◆ **WORK REQUIRED**:
Reproduce all of the data below without alteration; exclude every picture.

◆ **RECORDS SUPPLIED**:
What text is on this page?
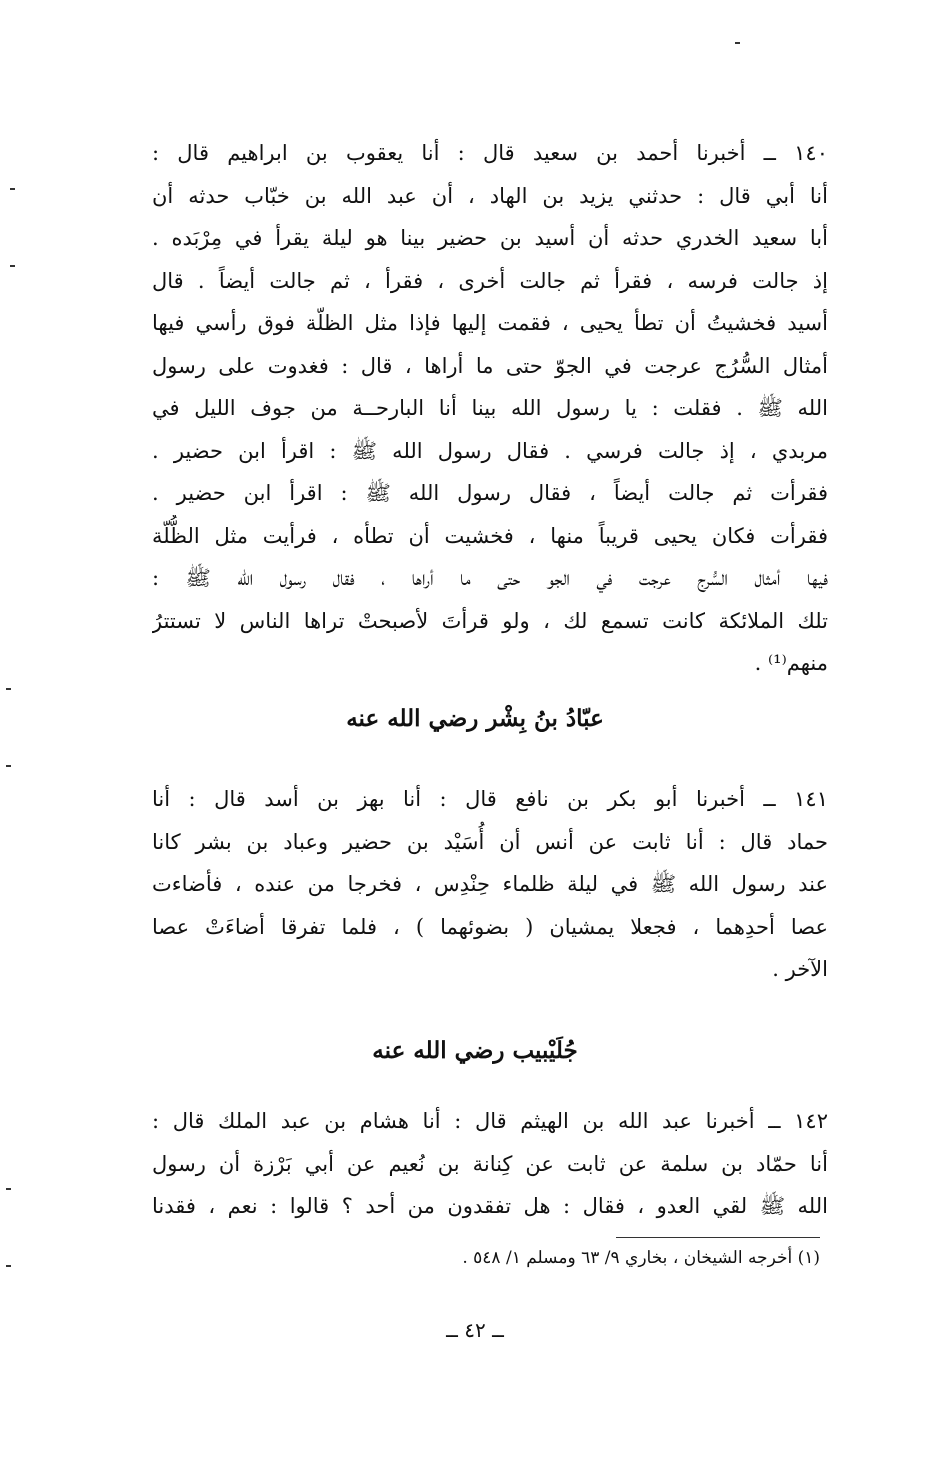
١٤٠ ــ أخبرنا أحمد بن سعيد قال : أنا يعقوب بن ابراهيم قال :
أنا أبي قال : حدثني يزيد بن الهاد ، أن عبد الله بن خبّاب حدثه أن
أبا سعيد الخدري حدثه أن أسيد بن حضير بينا هو ليلة يقرأ في مِرْبَده .
إذ جالت فرسه ، فقرأ ثم جالت أخرى ، فقرأ ، ثم جالت أيضاً . قال
أسيد فخشيتُ أن تطأ يحيى ، فقمت إليها فإذا مثل الظلّة فوق رأسي فيها
أمثال السُّرُج عرجت في الجوّ حتى ما أراها ، قال : فغدوت على رسول
الله ﷺ . فقلت : يا رسول الله بينا أنا البارحــة من جوف الليل في
مربدي ، إذ جالت فرسي . فقال رسول الله ﷺ : اقرأ ابن حضير .
فقرأت ثم جالت أيضاً ، فقال رسول الله ﷺ : اقرأ ابن حضير .
فقرأت فكان يحيى قريباً منها ، فخشيت أن تطأه ، فرأيت مثل الظُّلّة
فيها أمثال السُّرج عرجت في الجو حتى ما أراها ، فقال رسول الله ﷺ :
تلك الملائكة كانت تسمع لك ، ولو قرأتَ لأصبحتْ تراها الناس لا تستترُ
منهم⁽¹⁾ .
عبّادُ بنُ بِشْر رضي الله عنه
١٤١ ــ أخبرنا أبو بكر بن نافع قال : أنا بهز بن أسد قال : أنا
حماد قال : أنا ثابت عن أنس أن أُسَيْد بن حضير وعباد بن بشر كانا
عند رسول الله ﷺ في ليلة ظلماء حِنْدِس ، فخرجا من عنده ، فأضاءت
عصا أحدِهما ، فجعلا يمشيان ( بضوئهما ) ، فلما تفرقا أضاءَتْ عصا
الآخر .
جُلَيْبيب رضي الله عنه
١٤٢ ــ أخبرنا عبد الله بن الهيثم قال : أنا هشام بن عبد الملك قال :
أنا حمّاد بن سلمة عن ثابت عن كِنانة بن نُعيم عن أبي بَرْزة أن رسول
الله ﷺ لقي العدو ، فقال : هل تفقدون من أحد ؟ قالوا : نعم ، فقدنا
(١) أخرجه الشيخان ، بخاري ٩/ ٦٣ ومسلم ١/ ٥٤٨ .
ــ ٤٢ ــ
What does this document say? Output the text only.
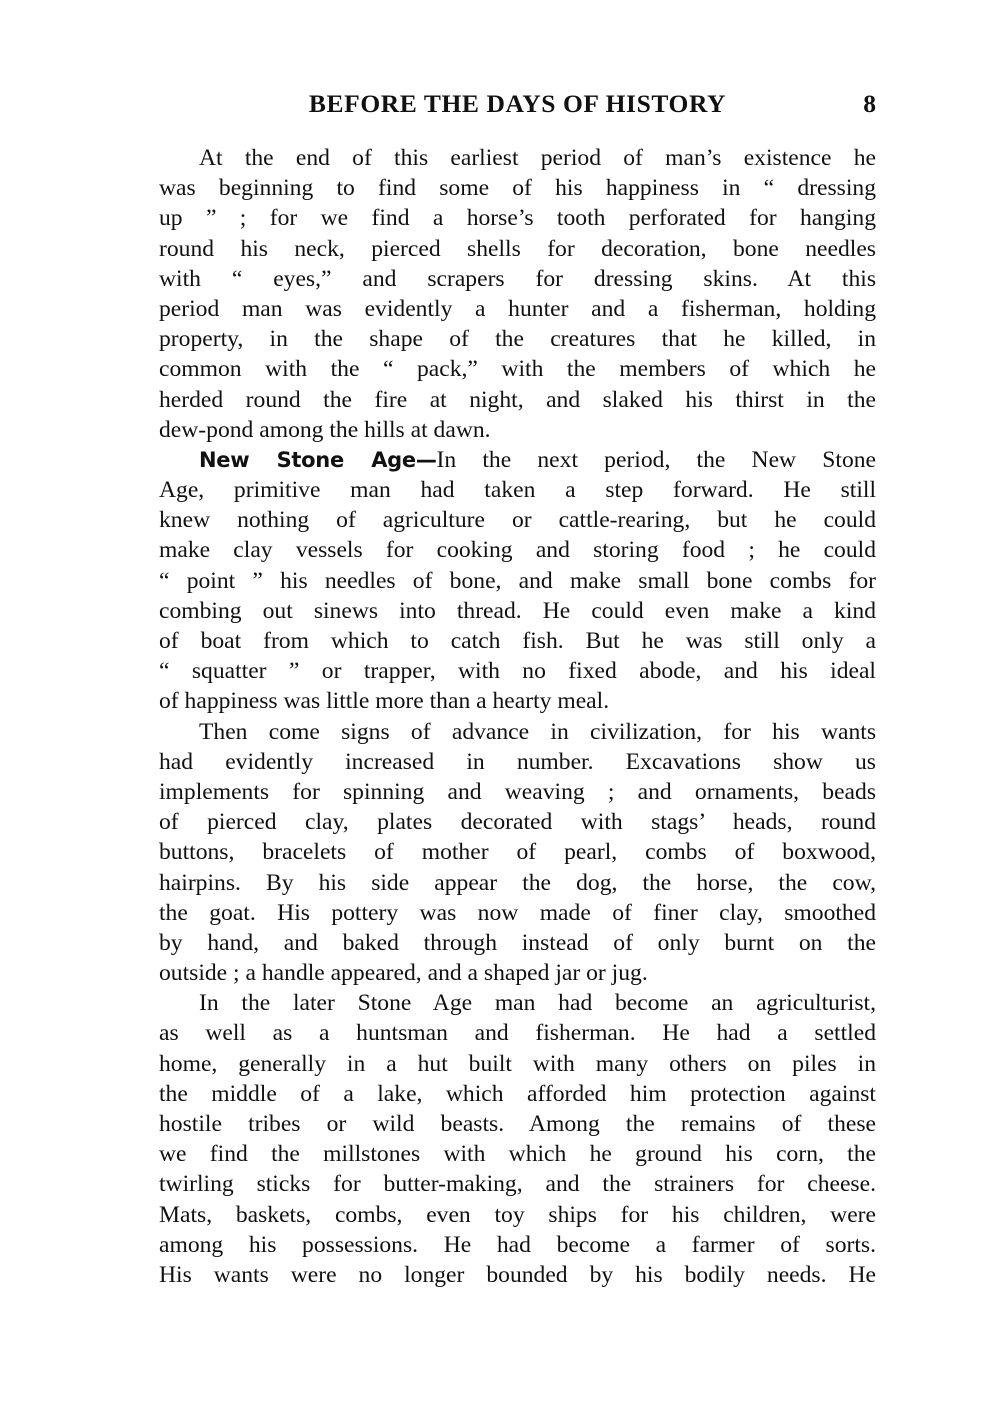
BEFORE THE DAYS OF HISTORY	8
At the end of this earliest period of man’s existence he
was beginning to find some of his happiness in “ dressing
up ” ; for we find a horse’s tooth perforated for hanging
round his neck, pierced shells for decoration, bone needles
with “ eyes,” and scrapers for dressing skins. At this
period man was evidently a hunter and a fisherman, holding
property, in the shape of the creatures that he killed, in
common with the “ pack,” with the members of which he
herded round the fire at night, and slaked his thirst in the
dew-pond among the hills at dawn.
New Stone Age—In the next period, the New Stone
Age, primitive man had taken a step forward. He still
knew nothing of agriculture or cattle-rearing, but he could
make clay vessels for cooking and storing food ; he could
“ point ” his needles of bone, and make small bone combs for
combing out sinews into thread. He could even make a kind
of boat from which to catch fish. But he was still only a
“ squatter ” or trapper, with no fixed abode, and his ideal
of happiness was little more than a hearty meal.
Then come signs of advance in civilization, for his wants
had evidently increased in number. Excavations show us
implements for spinning and weaving ; and ornaments, beads
of pierced clay, plates decorated with stags’ heads, round
buttons, bracelets of mother of pearl, combs of boxwood,
hairpins. By his side appear the dog, the horse, the cow,
the goat. His pottery was now made of finer clay, smoothed
by hand, and baked through instead of only burnt on the
outside ; a handle appeared, and a shaped jar or jug.
In the later Stone Age man had become an agriculturist,
as well as a huntsman and fisherman. He had a settled
home, generally in a hut built with many others on piles in
the middle of a lake, which afforded him protection against
hostile tribes or wild beasts. Among the remains of these
we find the millstones with which he ground his corn, the
twirling sticks for butter-making, and the strainers for cheese.
Mats, baskets, combs, even toy ships for his children, were
among his possessions. He had become a farmer of sorts.
His wants were no longer bounded by his bodily needs. He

◆ **THE OUTPUT**:
What text is on this page?
١٤٠ ــ أخبرنا أحمد بن سعيد قال : أنا يعقوب بن ابراهيم قال :
أنا أبي قال : حدثني يزيد بن الهاد ، أن عبد الله بن خبّاب حدثه أن
أبا سعيد الخدري حدثه أن أسيد بن حضير بينا هو ليلة يقرأ في مِرْبَده .
إذ جالت فرسه ، فقرأ ثم جالت أخرى ، فقرأ ، ثم جالت أيضاً . قال
أسيد فخشيتُ أن تطأ يحيى ، فقمت إليها فإذا مثل الظلّة فوق رأسي فيها
أمثال السُّرُج عرجت في الجوّ حتى ما أراها ، قال : فغدوت على رسول
الله ﷺ . فقلت : يا رسول الله بينا أنا البارحــة من جوف الليل في
مربدي ، إذ جالت فرسي . فقال رسول الله ﷺ : اقرأ ابن حضير .
فقرأت ثم جالت أيضاً ، فقال رسول الله ﷺ : اقرأ ابن حضير .
فقرأت فكان يحيى قريباً منها ، فخشيت أن تطأه ، فرأيت مثل الظُّلّة
فيها أمثال السُّرج عرجت في الجو حتى ما أراها ، فقال رسول الله ﷺ :
تلك الملائكة كانت تسمع لك ، ولو قرأتَ لأصبحتْ تراها الناس لا تستترُ
منهم⁽¹⁾ .
عبّادُ بنُ بِشْر رضي الله عنه
١٤١ ــ أخبرنا أبو بكر بن نافع قال : أنا بهز بن أسد قال : أنا
حماد قال : أنا ثابت عن أنس أن أُسَيْد بن حضير وعباد بن بشر كانا
عند رسول الله ﷺ في ليلة ظلماء حِنْدِس ، فخرجا من عنده ، فأضاءت
عصا أحدِهما ، فجعلا يمشيان ( بضوئهما ) ، فلما تفرقا أضاءَتْ عصا
الآخر .
جُلَيْبيب رضي الله عنه
١٤٢ ــ أخبرنا عبد الله بن الهيثم قال : أنا هشام بن عبد الملك قال :
أنا حمّاد بن سلمة عن ثابت عن كِنانة بن نُعيم عن أبي بَرْزة أن رسول
الله ﷺ لقي العدو ، فقال : هل تفقدون من أحد ؟ قالوا : نعم ، فقدنا
(١) أخرجه الشيخان ، بخاري ٩/ ٦٣ ومسلم ١/ ٥٤٨ .
ــ ٤٢ ــ
What does this document say? Output the text only.
BEFORE THE DAYS OF HISTORY	8
At the end of this earliest period of man’s existence he
was beginning to find some of his happiness in “ dressing
up ” ; for we find a horse’s tooth perforated for hanging
round his neck, pierced shells for decoration, bone needles
with “ eyes,” and scrapers for dressing skins. At this
period man was evidently a hunter and a fisherman, holding
property, in the shape of the creatures that he killed, in
common with the “ pack,” with the members of which he
herded round the fire at night, and slaked his thirst in the
dew-pond among the hills at dawn.
New Stone Age—In the next period, the New Stone
Age, primitive man had taken a step forward. He still
knew nothing of agriculture or cattle-rearing, but he could
make clay vessels for cooking and storing food ; he could
“ point ” his needles of bone, and make small bone combs for
combing out sinews into thread. He could even make a kind
of boat from which to catch fish. But he was still only a
“ squatter ” or trapper, with no fixed abode, and his ideal
of happiness was little more than a hearty meal.
Then come signs of advance in civilization, for his wants
had evidently increased in number. Excavations show us
implements for spinning and weaving ; and ornaments, beads
of pierced clay, plates decorated with stags’ heads, round
buttons, bracelets of mother of pearl, combs of boxwood,
hairpins. By his side appear the dog, the horse, the cow,
the goat. His pottery was now made of finer clay, smoothed
by hand, and baked through instead of only burnt on the
outside ; a handle appeared, and a shaped jar or jug.
In the later Stone Age man had become an agriculturist,
as well as a huntsman and fisherman. He had a settled
home, generally in a hut built with many others on piles in
the middle of a lake, which afforded him protection against
hostile tribes or wild beasts. Among the remains of these
we find the millstones with which he ground his corn, the
twirling sticks for butter-making, and the strainers for cheese.
Mats, baskets, combs, even toy ships for his children, were
among his possessions. He had become a farmer of sorts.
His wants were no longer bounded by his bodily needs. He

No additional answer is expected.